- Source passage
▼

Opioidergic Modulation of Voltage-Activated K+Currents in Magnocellular Neurons of the Supraoptic Nucleus in Rat

Abstract

Opioidergic modulation of voltage-activated K⁺ currents in magnocellular neurons of the supraoptic nucleus in rat. Opioidergic modulation plays an important role in the control of oxytocin and vasopressin release by magnocellular neurons (MCNs) in the supraoptic and paraventricular nuclei of the hypothalamus. We have used whole cell patch-clamp recording in acute slices of the supraoptic nucleus (SON) of the hypothalamus to study opioidergic modulation of voltage-dependent K⁺ currents in MCNs that are involved in release activity. The μ-receptor agonistd-Ala², N-Me-Phe⁴, Gly⁵-ol-enkephalin (DAMGO, 2 μM) affected K⁺currents in 55% of magnocellular neurons recorded from. In these putative oxytocinergic cells, DAMGO increased the delayed rectifier current ( I _K(V)) amplitude by ∼50% without significant effects on its activation kinetics. The transient A current ( I _A) was enhanced by DAMGO by ∼36%. Its inactivation kinetic was accelerated slightly while the voltage dependence of steady-state inactivation was shifted by −6 mV to more negative potentials. All DAMGO effects were blocked by the preferential non-κ-opioid antagonist naloxone (10 μM). The κ-opioid agonist trans-(±)-3,4-dichloro- N-methyl- N(2-[1-pyrrolidinyl]cyclohexyl)benzeneacetamide (U50,488; 10 μM) strongly suppressed I _K(V) by ∼57% and evoked a 20-mV hyperpolarizing shift and an acceleration of activation in both, DAMGO-sensitive and -insensitive putative vasopressinergic MCNs. U50,488 reduced I _A by ∼29% and τ of inactivation by −20% in DAMGO-sensitive cells. In contrast, in DAMGO-insensitive cells U50,488 increased I _A by ∼23% and strongly accelerated inactivation (τ −44%). The effects of U50,488 were suppressed by the selective κ-receptor antagonist nor-binaltorphimine (5 μM). We conclude that μ- and κ-opioidergic inputs decrease and increase excitability of oxytocinergic MCNs, respectively, through modulation of voltage-dependent K⁺ currents. In vasopressinergic MCNs, κ-opioidergic inputs differentially modulate these K⁺currents. The modulation of K⁺ currents is assumed to significantly contribute to opioidergic control of hormone release by MCNs within the supraoptic nucleus and from the axon terminals in the neural lobe.

▲

- Supplied information
▼

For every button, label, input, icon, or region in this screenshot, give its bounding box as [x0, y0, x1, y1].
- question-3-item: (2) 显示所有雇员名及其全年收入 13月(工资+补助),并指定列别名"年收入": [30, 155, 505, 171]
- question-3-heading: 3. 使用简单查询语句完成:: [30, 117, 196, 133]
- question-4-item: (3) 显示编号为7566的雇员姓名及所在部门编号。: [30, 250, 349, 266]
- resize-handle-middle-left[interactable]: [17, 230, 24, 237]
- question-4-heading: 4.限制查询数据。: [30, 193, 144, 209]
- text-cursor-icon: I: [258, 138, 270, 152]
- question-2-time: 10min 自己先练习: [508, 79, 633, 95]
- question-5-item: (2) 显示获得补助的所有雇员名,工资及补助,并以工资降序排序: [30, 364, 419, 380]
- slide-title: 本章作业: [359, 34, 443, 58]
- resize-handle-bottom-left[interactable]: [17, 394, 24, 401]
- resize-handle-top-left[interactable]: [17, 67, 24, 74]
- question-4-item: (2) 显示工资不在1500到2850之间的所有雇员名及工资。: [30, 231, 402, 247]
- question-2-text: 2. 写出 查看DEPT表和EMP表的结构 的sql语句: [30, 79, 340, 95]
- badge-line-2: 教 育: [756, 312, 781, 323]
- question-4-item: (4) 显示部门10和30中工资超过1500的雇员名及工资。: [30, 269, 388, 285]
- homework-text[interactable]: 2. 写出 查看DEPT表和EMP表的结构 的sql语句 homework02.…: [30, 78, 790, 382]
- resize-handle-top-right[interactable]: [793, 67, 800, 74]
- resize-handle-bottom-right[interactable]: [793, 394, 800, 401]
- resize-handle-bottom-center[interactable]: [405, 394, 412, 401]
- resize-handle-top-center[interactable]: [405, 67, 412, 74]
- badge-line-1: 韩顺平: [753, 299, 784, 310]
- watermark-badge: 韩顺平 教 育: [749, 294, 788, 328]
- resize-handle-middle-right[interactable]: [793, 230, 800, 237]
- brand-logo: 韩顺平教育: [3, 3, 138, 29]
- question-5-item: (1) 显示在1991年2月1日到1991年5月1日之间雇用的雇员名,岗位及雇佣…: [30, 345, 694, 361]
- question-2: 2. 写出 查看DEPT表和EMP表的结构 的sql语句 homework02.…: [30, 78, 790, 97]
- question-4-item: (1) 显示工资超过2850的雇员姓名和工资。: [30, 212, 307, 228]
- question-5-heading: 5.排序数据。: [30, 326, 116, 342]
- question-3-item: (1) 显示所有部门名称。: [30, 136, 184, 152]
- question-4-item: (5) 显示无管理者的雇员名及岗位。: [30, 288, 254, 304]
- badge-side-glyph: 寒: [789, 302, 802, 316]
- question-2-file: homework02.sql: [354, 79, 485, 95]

▲

- Work request
Using the abstract on opioid modulation of K⁺ currents, decide whether each statement below agrees with it. Answer yes or no for each, and quote the words of the abstract that decide it.
1. Naloxone blocked all of the effects of DAMGO.
2. DAMGO significantly changed the activation kinetics of the delayed rectifier current.
3. In DAMGO-insensitive cells, U50,488 reduced I_A.

- Completed exercise
1. Yes: "All DAMGO effects were blocked by the preferential non-κ-opioid antagonist naloxone (10 μM)."
2. No: "without significant effects on its activation kinetics"
3. No: "in DAMGO-insensitive cells U50,488 increased I _A by ∼23%"